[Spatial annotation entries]
====================

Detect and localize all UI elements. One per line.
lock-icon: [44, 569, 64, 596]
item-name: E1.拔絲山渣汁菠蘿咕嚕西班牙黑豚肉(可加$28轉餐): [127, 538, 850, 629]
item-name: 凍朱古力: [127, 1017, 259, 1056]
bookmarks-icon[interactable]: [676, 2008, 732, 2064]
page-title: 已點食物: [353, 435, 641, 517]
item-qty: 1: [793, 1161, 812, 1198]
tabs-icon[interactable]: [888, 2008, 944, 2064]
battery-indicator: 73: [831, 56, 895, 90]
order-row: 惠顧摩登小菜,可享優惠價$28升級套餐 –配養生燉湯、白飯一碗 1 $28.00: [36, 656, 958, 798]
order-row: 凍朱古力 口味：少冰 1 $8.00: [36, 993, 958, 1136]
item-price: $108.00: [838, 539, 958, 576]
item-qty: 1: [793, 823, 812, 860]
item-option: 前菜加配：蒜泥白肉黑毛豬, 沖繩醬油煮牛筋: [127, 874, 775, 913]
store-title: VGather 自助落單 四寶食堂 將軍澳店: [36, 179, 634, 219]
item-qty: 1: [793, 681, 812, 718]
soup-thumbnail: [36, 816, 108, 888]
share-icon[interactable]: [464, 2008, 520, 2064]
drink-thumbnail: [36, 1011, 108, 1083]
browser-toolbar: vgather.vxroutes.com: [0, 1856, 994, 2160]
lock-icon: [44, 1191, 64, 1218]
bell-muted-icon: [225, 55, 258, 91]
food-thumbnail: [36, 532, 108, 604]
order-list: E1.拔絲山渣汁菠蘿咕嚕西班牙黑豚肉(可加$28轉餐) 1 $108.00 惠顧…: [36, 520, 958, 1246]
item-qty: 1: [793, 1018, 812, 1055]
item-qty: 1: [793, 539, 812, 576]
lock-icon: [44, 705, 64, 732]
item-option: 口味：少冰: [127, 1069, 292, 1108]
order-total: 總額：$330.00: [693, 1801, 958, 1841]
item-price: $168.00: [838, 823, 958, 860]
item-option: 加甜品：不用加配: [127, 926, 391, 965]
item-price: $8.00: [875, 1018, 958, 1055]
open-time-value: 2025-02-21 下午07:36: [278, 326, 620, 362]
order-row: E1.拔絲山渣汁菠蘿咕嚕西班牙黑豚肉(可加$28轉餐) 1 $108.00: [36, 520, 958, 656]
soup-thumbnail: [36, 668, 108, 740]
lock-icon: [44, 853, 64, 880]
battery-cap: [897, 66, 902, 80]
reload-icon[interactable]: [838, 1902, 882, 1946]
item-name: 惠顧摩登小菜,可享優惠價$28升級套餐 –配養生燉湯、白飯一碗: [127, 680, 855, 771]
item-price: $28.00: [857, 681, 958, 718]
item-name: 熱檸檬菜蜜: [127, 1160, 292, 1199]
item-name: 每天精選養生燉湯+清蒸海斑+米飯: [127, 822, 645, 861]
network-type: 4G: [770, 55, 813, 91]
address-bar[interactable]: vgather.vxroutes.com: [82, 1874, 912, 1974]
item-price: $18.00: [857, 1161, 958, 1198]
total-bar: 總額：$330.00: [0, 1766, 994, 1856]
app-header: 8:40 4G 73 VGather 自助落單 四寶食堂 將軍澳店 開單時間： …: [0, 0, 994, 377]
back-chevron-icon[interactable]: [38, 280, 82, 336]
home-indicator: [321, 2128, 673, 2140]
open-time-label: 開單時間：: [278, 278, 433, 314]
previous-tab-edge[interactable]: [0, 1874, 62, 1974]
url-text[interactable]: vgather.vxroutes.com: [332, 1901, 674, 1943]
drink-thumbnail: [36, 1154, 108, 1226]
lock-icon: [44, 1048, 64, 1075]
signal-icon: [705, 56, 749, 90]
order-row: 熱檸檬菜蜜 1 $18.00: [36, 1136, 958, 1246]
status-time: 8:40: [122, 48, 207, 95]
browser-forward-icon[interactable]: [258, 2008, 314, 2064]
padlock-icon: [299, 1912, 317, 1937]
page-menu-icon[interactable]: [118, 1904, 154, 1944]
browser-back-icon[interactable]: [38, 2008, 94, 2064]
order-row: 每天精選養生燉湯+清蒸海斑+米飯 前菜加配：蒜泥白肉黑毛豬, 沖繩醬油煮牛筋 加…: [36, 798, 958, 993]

====================

_WHAT THE TASK REQUIRES_
Swap "localize" for "locate" throughout the lines and write them all out again, leaving everything else unchanged.

_EXERCISE RESPONSE_
Detect and locate all UI elements. One per line.
lock-icon: [44, 569, 64, 596]
item-name: E1.拔絲山渣汁菠蘿咕嚕西班牙黑豚肉(可加$28轉餐): [127, 538, 850, 629]
item-name: 凍朱古力: [127, 1017, 259, 1056]
bookmarks-icon[interactable]: [676, 2008, 732, 2064]
page-title: 已點食物: [353, 435, 641, 517]
item-qty: 1: [793, 1161, 812, 1198]
tabs-icon[interactable]: [888, 2008, 944, 2064]
battery-indicator: 73: [831, 56, 895, 90]
order-row: 惠顧摩登小菜,可享優惠價$28升級套餐 –配養生燉湯、白飯一碗 1 $28.00: [36, 656, 958, 798]
order-row: 凍朱古力 口味：少冰 1 $8.00: [36, 993, 958, 1136]
item-price: $108.00: [838, 539, 958, 576]
item-qty: 1: [793, 823, 812, 860]
item-option: 前菜加配：蒜泥白肉黑毛豬, 沖繩醬油煮牛筋: [127, 874, 775, 913]
store-title: VGather 自助落單 四寶食堂 將軍澳店: [36, 179, 634, 219]
item-qty: 1: [793, 681, 812, 718]
soup-thumbnail: [36, 816, 108, 888]
share-icon[interactable]: [464, 2008, 520, 2064]
drink-thumbnail: [36, 1011, 108, 1083]
browser-toolbar: vgather.vxroutes.com: [0, 1856, 994, 2160]
lock-icon: [44, 1191, 64, 1218]
bell-muted-icon: [225, 55, 258, 91]
food-thumbnail: [36, 532, 108, 604]
order-list: E1.拔絲山渣汁菠蘿咕嚕西班牙黑豚肉(可加$28轉餐) 1 $108.00 惠顧…: [36, 520, 958, 1246]
item-qty: 1: [793, 1018, 812, 1055]
item-qty: 1: [793, 539, 812, 576]
lock-icon: [44, 705, 64, 732]
item-option: 口味：少冰: [127, 1069, 292, 1108]
order-total: 總額：$330.00: [693, 1801, 958, 1841]
item-price: $168.00: [838, 823, 958, 860]
item-option: 加甜品：不用加配: [127, 926, 391, 965]
item-price: $8.00: [875, 1018, 958, 1055]
open-time-value: 2025-02-21 下午07:36: [278, 326, 620, 362]
order-row: E1.拔絲山渣汁菠蘿咕嚕西班牙黑豚肉(可加$28轉餐) 1 $108.00: [36, 520, 958, 656]
soup-thumbnail: [36, 668, 108, 740]
lock-icon: [44, 853, 64, 880]
battery-cap: [897, 66, 902, 80]
reload-icon[interactable]: [838, 1902, 882, 1946]
item-name: 惠顧摩登小菜,可享優惠價$28升級套餐 –配養生燉湯、白飯一碗: [127, 680, 855, 771]
item-price: $28.00: [857, 681, 958, 718]
item-name: 熱檸檬菜蜜: [127, 1160, 292, 1199]
item-name: 每天精選養生燉湯+清蒸海斑+米飯: [127, 822, 645, 861]
network-type: 4G: [770, 55, 813, 91]
address-bar[interactable]: vgather.vxroutes.com: [82, 1874, 912, 1974]
item-price: $18.00: [857, 1161, 958, 1198]
total-bar: 總額：$330.00: [0, 1766, 994, 1856]
app-header: 8:40 4G 73 VGather 自助落單 四寶食堂 將軍澳店 開單時間： …: [0, 0, 994, 377]
back-chevron-icon[interactable]: [38, 280, 82, 336]
home-indicator: [321, 2128, 673, 2140]
open-time-label: 開單時間：: [278, 278, 433, 314]
previous-tab-edge[interactable]: [0, 1874, 62, 1974]
url-text[interactable]: vgather.vxroutes.com: [332, 1901, 674, 1943]
drink-thumbnail: [36, 1154, 108, 1226]
lock-icon: [44, 1048, 64, 1075]
signal-icon: [705, 56, 749, 90]
order-row: 熱檸檬菜蜜 1 $18.00: [36, 1136, 958, 1246]
status-time: 8:40: [122, 48, 207, 95]
browser-forward-icon[interactable]: [258, 2008, 314, 2064]
padlock-icon: [299, 1912, 317, 1937]
page-menu-icon[interactable]: [118, 1904, 154, 1944]
browser-back-icon[interactable]: [38, 2008, 94, 2064]
order-row: 每天精選養生燉湯+清蒸海斑+米飯 前菜加配：蒜泥白肉黑毛豬, 沖繩醬油煮牛筋 加…: [36, 798, 958, 993]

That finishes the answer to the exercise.